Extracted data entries

# # # # # # #

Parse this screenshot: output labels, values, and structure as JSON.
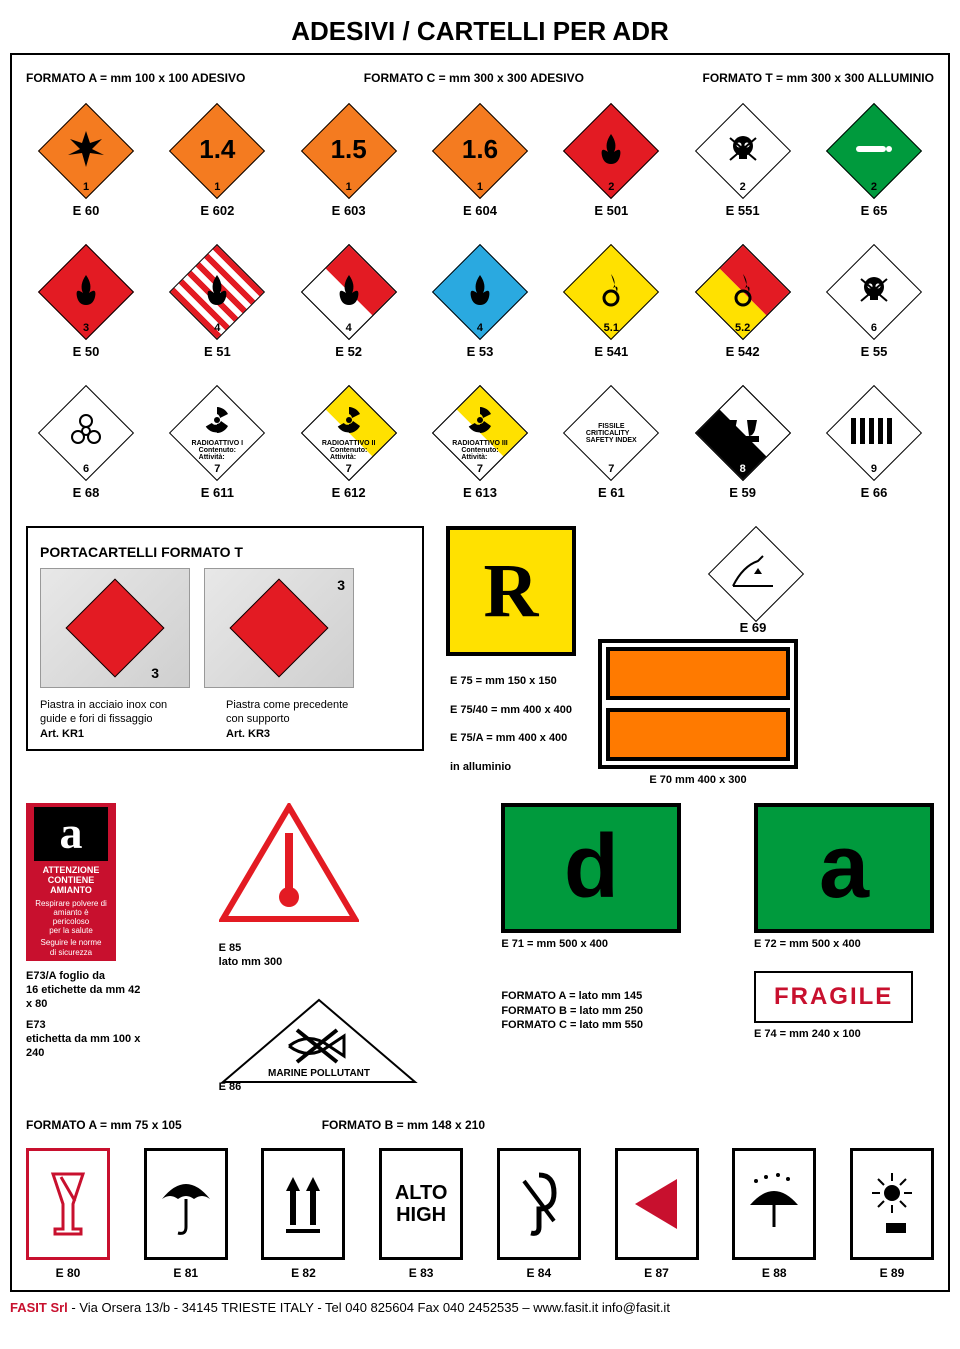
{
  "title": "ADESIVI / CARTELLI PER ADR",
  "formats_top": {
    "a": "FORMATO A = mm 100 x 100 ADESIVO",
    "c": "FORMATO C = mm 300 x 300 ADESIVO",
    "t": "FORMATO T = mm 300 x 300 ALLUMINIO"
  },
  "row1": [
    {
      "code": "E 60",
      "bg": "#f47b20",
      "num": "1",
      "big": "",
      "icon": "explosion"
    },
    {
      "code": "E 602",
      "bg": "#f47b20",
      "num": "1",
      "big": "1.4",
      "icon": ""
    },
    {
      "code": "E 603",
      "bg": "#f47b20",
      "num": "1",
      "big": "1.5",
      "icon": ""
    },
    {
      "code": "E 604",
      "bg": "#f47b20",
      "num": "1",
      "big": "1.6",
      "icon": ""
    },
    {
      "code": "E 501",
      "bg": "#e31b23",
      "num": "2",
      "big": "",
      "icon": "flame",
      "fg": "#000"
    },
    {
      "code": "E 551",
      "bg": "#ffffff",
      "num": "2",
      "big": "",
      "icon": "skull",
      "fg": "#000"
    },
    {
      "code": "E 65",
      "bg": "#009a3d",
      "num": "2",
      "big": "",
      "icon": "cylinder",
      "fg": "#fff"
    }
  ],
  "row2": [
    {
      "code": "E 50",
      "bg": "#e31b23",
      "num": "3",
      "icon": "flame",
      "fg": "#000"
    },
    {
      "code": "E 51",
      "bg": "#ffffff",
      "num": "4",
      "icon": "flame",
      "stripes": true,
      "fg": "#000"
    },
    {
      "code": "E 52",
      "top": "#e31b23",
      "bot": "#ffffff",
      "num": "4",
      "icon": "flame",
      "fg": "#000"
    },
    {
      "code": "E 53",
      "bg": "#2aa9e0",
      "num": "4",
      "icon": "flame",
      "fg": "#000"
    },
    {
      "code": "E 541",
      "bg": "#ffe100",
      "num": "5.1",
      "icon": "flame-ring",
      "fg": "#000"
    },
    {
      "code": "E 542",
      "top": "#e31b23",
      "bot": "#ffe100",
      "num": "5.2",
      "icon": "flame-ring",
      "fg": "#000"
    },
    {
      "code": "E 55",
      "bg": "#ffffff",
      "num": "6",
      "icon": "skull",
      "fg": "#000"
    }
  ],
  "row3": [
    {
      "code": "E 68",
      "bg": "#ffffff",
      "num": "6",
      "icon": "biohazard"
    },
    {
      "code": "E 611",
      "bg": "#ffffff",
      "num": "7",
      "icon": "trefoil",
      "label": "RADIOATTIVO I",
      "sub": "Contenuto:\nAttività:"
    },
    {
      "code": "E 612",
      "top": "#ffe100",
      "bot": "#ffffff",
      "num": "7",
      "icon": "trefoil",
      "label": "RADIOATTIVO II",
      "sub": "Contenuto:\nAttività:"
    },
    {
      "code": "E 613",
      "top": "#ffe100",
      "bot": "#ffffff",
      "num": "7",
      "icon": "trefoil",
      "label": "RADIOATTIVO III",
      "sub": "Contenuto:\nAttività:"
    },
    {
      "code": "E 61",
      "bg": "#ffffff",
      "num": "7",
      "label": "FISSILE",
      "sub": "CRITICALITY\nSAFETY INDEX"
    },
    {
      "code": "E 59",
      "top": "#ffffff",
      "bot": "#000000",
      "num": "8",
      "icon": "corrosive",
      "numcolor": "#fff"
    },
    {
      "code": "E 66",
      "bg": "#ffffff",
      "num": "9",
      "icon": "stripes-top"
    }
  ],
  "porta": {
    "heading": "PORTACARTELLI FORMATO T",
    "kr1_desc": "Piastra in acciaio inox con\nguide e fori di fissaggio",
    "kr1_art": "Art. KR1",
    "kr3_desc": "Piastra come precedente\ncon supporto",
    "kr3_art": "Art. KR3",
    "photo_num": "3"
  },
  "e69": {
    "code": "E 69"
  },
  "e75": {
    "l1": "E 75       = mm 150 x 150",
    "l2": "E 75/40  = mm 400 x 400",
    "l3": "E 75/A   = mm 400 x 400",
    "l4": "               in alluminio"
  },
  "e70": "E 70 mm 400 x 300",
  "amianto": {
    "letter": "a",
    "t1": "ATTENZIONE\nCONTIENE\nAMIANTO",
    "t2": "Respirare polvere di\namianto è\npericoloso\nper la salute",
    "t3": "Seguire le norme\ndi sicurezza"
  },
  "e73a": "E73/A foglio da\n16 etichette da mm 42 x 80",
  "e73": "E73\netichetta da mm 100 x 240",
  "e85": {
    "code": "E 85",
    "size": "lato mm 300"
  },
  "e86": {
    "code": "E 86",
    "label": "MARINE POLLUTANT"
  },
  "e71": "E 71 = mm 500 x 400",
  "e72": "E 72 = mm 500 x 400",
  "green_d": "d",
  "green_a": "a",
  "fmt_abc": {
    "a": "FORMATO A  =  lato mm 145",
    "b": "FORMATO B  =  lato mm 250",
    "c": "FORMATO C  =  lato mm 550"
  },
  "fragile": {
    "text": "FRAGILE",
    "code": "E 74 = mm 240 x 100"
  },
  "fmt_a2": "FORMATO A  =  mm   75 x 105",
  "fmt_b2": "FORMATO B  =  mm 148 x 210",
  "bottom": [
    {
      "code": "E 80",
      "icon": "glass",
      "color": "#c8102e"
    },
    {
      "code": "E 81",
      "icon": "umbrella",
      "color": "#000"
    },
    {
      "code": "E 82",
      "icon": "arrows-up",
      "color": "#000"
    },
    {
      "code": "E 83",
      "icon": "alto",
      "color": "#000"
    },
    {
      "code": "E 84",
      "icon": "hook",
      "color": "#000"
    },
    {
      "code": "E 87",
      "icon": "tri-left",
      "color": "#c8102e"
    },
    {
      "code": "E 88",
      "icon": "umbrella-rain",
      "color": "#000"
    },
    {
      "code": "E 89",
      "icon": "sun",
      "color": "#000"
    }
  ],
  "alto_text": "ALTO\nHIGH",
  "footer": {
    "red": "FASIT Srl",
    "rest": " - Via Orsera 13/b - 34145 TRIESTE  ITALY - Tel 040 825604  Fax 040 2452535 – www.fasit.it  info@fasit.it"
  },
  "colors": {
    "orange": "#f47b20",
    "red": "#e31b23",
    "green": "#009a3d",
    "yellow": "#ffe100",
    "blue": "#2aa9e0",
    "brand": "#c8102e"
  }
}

# # # # # # #

> **REQUEST**: Strip the images and reproduce the remaining records precisely.

> **FULL OUTPUT**:
Parse this screenshot: output labels, values, and structure as JSON.
{
  "title": "ADESIVI / CARTELLI PER ADR",
  "formats_top": {
    "a": "FORMATO A = mm 100 x 100 ADESIVO",
    "c": "FORMATO C = mm 300 x 300 ADESIVO",
    "t": "FORMATO T = mm 300 x 300 ALLUMINIO"
  },
  "row1": [
    {
      "code": "E 60",
      "bg": "#f47b20",
      "num": "1",
      "big": "",
      "icon": "explosion"
    },
    {
      "code": "E 602",
      "bg": "#f47b20",
      "num": "1",
      "big": "1.4",
      "icon": ""
    },
    {
      "code": "E 603",
      "bg": "#f47b20",
      "num": "1",
      "big": "1.5",
      "icon": ""
    },
    {
      "code": "E 604",
      "bg": "#f47b20",
      "num": "1",
      "big": "1.6",
      "icon": ""
    },
    {
      "code": "E 501",
      "bg": "#e31b23",
      "num": "2",
      "big": "",
      "icon": "flame",
      "fg": "#000"
    },
    {
      "code": "E 551",
      "bg": "#ffffff",
      "num": "2",
      "big": "",
      "icon": "skull",
      "fg": "#000"
    },
    {
      "code": "E 65",
      "bg": "#009a3d",
      "num": "2",
      "big": "",
      "icon": "cylinder",
      "fg": "#fff"
    }
  ],
  "row2": [
    {
      "code": "E 50",
      "bg": "#e31b23",
      "num": "3",
      "icon": "flame",
      "fg": "#000"
    },
    {
      "code": "E 51",
      "bg": "#ffffff",
      "num": "4",
      "icon": "flame",
      "stripes": true,
      "fg": "#000"
    },
    {
      "code": "E 52",
      "top": "#e31b23",
      "bot": "#ffffff",
      "num": "4",
      "icon": "flame",
      "fg": "#000"
    },
    {
      "code": "E 53",
      "bg": "#2aa9e0",
      "num": "4",
      "icon": "flame",
      "fg": "#000"
    },
    {
      "code": "E 541",
      "bg": "#ffe100",
      "num": "5.1",
      "icon": "flame-ring",
      "fg": "#000"
    },
    {
      "code": "E 542",
      "top": "#e31b23",
      "bot": "#ffe100",
      "num": "5.2",
      "icon": "flame-ring",
      "fg": "#000"
    },
    {
      "code": "E 55",
      "bg": "#ffffff",
      "num": "6",
      "icon": "skull",
      "fg": "#000"
    }
  ],
  "row3": [
    {
      "code": "E 68",
      "bg": "#ffffff",
      "num": "6",
      "icon": "biohazard"
    },
    {
      "code": "E 611",
      "bg": "#ffffff",
      "num": "7",
      "icon": "trefoil",
      "label": "RADIOATTIVO I",
      "sub": "Contenuto:\nAttività:"
    },
    {
      "code": "E 612",
      "top": "#ffe100",
      "bot": "#ffffff",
      "num": "7",
      "icon": "trefoil",
      "label": "RADIOATTIVO II",
      "sub": "Contenuto:\nAttività:"
    },
    {
      "code": "E 613",
      "top": "#ffe100",
      "bot": "#ffffff",
      "num": "7",
      "icon": "trefoil",
      "label": "RADIOATTIVO III",
      "sub": "Contenuto:\nAttività:"
    },
    {
      "code": "E 61",
      "bg": "#ffffff",
      "num": "7",
      "label": "FISSILE",
      "sub": "CRITICALITY\nSAFETY INDEX"
    },
    {
      "code": "E 59",
      "top": "#ffffff",
      "bot": "#000000",
      "num": "8",
      "icon": "corrosive",
      "numcolor": "#fff"
    },
    {
      "code": "E 66",
      "bg": "#ffffff",
      "num": "9",
      "icon": "stripes-top"
    }
  ],
  "porta": {
    "heading": "PORTACARTELLI FORMATO T",
    "kr1_desc": "Piastra in acciaio inox con\nguide e fori di fissaggio",
    "kr1_art": "Art. KR1",
    "kr3_desc": "Piastra come precedente\ncon supporto",
    "kr3_art": "Art. KR3",
    "photo_num": "3"
  },
  "e69": {
    "code": "E 69"
  },
  "e75": {
    "l1": "E 75       = mm 150 x 150",
    "l2": "E 75/40  = mm 400 x 400",
    "l3": "E 75/A   = mm 400 x 400",
    "l4": "               in alluminio"
  },
  "e70": "E 70 mm 400 x 300",
  "amianto": {
    "letter": "a",
    "t1": "ATTENZIONE\nCONTIENE\nAMIANTO",
    "t2": "Respirare polvere di\namianto è\npericoloso\nper la salute",
    "t3": "Seguire le norme\ndi sicurezza"
  },
  "e73a": "E73/A foglio da\n16 etichette da mm 42 x 80",
  "e73": "E73\netichetta da mm 100 x 240",
  "e85": {
    "code": "E 85",
    "size": "lato mm 300"
  },
  "e86": {
    "code": "E 86",
    "label": "MARINE POLLUTANT"
  },
  "e71": "E 71 = mm 500 x 400",
  "e72": "E 72 = mm 500 x 400",
  "green_d": "d",
  "green_a": "a",
  "fmt_abc": {
    "a": "FORMATO A  =  lato mm 145",
    "b": "FORMATO B  =  lato mm 250",
    "c": "FORMATO C  =  lato mm 550"
  },
  "fragile": {
    "text": "FRAGILE",
    "code": "E 74 = mm 240 x 100"
  },
  "fmt_a2": "FORMATO A  =  mm   75 x 105",
  "fmt_b2": "FORMATO B  =  mm 148 x 210",
  "bottom": [
    {
      "code": "E 80",
      "icon": "glass",
      "color": "#c8102e"
    },
    {
      "code": "E 81",
      "icon": "umbrella",
      "color": "#000"
    },
    {
      "code": "E 82",
      "icon": "arrows-up",
      "color": "#000"
    },
    {
      "code": "E 83",
      "icon": "alto",
      "color": "#000"
    },
    {
      "code": "E 84",
      "icon": "hook",
      "color": "#000"
    },
    {
      "code": "E 87",
      "icon": "tri-left",
      "color": "#c8102e"
    },
    {
      "code": "E 88",
      "icon": "umbrella-rain",
      "color": "#000"
    },
    {
      "code": "E 89",
      "icon": "sun",
      "color": "#000"
    }
  ],
  "alto_text": "ALTO\nHIGH",
  "footer": {
    "red": "FASIT Srl",
    "rest": " - Via Orsera 13/b - 34145 TRIESTE  ITALY - Tel 040 825604  Fax 040 2452535 – www.fasit.it  info@fasit.it"
  },
  "colors": {
    "orange": "#f47b20",
    "red": "#e31b23",
    "green": "#009a3d",
    "yellow": "#ffe100",
    "blue": "#2aa9e0",
    "brand": "#c8102e"
  }
}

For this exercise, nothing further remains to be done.